BEGIN Task input

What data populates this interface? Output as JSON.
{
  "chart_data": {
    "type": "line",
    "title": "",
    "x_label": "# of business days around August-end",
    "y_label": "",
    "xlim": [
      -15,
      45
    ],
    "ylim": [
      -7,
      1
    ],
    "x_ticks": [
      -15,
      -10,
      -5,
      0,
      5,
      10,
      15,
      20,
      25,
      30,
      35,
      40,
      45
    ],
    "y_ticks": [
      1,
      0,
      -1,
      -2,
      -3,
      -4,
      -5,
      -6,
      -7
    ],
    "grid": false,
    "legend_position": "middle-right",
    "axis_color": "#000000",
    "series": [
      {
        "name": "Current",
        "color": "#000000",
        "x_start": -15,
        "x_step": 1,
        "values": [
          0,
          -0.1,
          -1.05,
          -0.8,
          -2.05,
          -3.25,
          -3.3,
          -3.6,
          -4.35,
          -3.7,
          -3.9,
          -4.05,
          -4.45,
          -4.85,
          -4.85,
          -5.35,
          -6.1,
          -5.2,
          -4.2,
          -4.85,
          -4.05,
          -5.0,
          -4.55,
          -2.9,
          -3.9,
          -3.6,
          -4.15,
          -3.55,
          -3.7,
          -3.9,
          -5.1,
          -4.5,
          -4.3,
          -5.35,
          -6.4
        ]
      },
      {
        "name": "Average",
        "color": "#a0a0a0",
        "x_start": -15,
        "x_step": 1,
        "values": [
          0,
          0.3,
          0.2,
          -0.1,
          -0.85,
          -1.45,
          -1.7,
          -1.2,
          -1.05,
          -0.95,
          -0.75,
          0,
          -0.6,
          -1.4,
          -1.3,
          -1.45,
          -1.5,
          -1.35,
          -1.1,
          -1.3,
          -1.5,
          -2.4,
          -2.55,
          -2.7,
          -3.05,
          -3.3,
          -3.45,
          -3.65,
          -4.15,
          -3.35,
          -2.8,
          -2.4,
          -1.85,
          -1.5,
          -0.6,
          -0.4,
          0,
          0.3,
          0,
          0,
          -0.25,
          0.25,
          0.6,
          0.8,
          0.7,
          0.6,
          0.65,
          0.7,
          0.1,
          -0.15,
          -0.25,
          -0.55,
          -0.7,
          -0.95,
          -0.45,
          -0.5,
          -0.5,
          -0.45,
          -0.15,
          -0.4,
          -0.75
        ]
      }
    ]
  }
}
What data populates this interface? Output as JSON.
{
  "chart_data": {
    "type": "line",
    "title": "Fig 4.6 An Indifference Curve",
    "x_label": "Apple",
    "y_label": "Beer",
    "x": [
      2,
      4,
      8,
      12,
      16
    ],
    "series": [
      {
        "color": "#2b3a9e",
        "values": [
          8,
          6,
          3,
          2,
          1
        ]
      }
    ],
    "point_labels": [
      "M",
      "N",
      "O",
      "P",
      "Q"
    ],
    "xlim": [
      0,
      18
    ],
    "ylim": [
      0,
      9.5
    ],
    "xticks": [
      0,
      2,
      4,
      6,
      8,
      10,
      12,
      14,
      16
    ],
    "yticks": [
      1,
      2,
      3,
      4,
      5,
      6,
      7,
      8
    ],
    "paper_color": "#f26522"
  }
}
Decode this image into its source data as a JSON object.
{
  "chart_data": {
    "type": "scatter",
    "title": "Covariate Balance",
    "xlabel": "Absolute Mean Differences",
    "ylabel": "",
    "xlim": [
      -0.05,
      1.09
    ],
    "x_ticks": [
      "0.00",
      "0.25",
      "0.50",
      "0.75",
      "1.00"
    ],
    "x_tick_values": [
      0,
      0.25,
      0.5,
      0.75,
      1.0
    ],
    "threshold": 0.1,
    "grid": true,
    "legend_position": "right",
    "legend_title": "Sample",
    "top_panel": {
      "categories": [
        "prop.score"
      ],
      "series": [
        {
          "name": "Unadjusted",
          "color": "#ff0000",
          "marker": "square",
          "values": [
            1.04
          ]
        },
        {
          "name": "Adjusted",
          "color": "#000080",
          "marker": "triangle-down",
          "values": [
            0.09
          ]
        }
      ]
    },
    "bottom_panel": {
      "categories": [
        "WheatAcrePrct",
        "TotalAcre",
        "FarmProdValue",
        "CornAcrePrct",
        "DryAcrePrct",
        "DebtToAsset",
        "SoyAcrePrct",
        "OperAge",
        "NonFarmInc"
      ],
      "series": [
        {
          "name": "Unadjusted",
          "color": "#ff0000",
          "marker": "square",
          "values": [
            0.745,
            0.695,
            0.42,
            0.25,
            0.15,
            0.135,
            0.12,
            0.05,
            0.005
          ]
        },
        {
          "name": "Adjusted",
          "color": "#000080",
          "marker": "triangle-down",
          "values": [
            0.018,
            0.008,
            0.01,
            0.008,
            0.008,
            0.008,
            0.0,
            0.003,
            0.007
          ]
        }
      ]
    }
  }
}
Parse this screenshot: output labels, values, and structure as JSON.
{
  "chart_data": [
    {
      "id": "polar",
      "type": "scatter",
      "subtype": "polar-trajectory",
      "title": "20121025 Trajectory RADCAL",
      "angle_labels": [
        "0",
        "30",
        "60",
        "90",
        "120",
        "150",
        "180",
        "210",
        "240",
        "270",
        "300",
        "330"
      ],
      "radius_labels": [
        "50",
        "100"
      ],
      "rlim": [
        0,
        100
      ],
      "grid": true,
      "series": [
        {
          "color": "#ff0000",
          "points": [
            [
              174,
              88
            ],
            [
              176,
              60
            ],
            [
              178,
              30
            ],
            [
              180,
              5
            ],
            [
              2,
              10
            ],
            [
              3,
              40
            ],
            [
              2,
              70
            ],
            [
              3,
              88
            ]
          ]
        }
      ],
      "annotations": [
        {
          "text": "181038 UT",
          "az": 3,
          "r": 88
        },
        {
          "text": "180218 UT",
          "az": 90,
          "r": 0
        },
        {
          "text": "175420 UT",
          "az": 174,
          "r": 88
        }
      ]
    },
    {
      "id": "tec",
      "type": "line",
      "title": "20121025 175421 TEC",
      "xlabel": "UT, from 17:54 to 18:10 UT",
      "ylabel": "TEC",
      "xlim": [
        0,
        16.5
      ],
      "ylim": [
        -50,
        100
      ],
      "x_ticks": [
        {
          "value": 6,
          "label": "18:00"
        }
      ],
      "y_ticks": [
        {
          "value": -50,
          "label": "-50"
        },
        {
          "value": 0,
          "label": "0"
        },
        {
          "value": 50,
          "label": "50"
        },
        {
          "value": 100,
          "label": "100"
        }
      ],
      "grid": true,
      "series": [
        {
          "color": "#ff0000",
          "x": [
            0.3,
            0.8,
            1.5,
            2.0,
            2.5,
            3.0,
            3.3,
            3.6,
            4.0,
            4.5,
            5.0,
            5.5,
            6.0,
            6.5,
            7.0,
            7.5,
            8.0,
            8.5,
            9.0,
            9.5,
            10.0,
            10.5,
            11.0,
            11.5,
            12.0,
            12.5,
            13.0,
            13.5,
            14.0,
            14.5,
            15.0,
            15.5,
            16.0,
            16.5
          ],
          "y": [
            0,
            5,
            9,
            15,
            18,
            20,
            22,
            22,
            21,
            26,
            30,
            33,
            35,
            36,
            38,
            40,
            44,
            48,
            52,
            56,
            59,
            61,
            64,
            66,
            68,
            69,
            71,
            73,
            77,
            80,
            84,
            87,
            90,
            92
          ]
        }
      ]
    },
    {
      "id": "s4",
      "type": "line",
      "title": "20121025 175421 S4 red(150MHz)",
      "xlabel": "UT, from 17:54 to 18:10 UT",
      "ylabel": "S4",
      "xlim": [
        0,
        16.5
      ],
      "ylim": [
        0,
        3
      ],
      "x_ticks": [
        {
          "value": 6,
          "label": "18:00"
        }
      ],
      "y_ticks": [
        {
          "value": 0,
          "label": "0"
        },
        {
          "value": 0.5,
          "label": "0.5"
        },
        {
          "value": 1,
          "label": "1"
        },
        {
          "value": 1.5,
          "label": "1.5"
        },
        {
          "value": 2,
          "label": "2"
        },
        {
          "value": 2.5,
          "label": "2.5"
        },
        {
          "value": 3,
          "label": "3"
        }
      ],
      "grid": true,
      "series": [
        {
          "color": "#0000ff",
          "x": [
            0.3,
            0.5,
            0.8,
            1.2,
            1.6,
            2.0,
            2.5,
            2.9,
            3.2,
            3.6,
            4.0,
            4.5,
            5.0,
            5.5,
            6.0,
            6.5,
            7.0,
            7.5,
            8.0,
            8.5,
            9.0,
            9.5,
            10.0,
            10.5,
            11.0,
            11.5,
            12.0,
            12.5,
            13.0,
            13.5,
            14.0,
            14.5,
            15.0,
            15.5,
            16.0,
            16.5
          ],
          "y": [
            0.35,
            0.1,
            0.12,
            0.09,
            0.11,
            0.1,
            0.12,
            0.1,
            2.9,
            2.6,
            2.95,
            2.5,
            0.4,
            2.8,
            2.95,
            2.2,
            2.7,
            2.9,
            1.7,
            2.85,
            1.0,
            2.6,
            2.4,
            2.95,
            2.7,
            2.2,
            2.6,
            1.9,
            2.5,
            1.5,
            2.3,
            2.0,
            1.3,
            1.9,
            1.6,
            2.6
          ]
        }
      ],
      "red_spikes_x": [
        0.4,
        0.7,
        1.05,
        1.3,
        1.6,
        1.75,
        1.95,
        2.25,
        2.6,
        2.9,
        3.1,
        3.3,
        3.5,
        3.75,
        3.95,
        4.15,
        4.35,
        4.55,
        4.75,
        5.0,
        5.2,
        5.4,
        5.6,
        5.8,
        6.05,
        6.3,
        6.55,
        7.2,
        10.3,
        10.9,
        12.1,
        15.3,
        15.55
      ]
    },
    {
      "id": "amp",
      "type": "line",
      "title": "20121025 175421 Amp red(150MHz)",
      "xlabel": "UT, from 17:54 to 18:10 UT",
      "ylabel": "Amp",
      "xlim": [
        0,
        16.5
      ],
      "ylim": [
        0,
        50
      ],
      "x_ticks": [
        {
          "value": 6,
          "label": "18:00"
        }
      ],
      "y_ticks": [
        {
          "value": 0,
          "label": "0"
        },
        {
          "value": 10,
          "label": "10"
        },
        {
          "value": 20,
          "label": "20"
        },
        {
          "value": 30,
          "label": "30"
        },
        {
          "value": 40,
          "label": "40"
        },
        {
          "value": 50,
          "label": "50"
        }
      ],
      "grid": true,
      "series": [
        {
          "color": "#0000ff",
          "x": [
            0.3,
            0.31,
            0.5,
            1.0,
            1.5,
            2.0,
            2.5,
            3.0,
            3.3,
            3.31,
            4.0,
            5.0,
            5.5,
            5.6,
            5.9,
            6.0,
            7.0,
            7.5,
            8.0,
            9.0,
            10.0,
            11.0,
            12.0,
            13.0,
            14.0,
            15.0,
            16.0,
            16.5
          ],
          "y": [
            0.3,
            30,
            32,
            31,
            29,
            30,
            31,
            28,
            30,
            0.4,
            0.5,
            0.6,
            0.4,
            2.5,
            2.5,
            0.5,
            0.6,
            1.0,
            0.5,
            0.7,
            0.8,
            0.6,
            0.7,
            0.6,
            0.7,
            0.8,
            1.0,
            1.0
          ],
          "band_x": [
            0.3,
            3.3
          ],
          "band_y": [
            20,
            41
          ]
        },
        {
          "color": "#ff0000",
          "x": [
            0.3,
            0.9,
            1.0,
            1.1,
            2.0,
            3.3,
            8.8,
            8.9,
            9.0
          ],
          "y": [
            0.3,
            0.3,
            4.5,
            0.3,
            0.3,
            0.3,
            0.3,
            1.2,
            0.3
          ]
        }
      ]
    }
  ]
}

END Task input

Select the lines in this material that hold the word "right", leaving none out.

    "legend_position": "middle-right",
    "legend_position": "right",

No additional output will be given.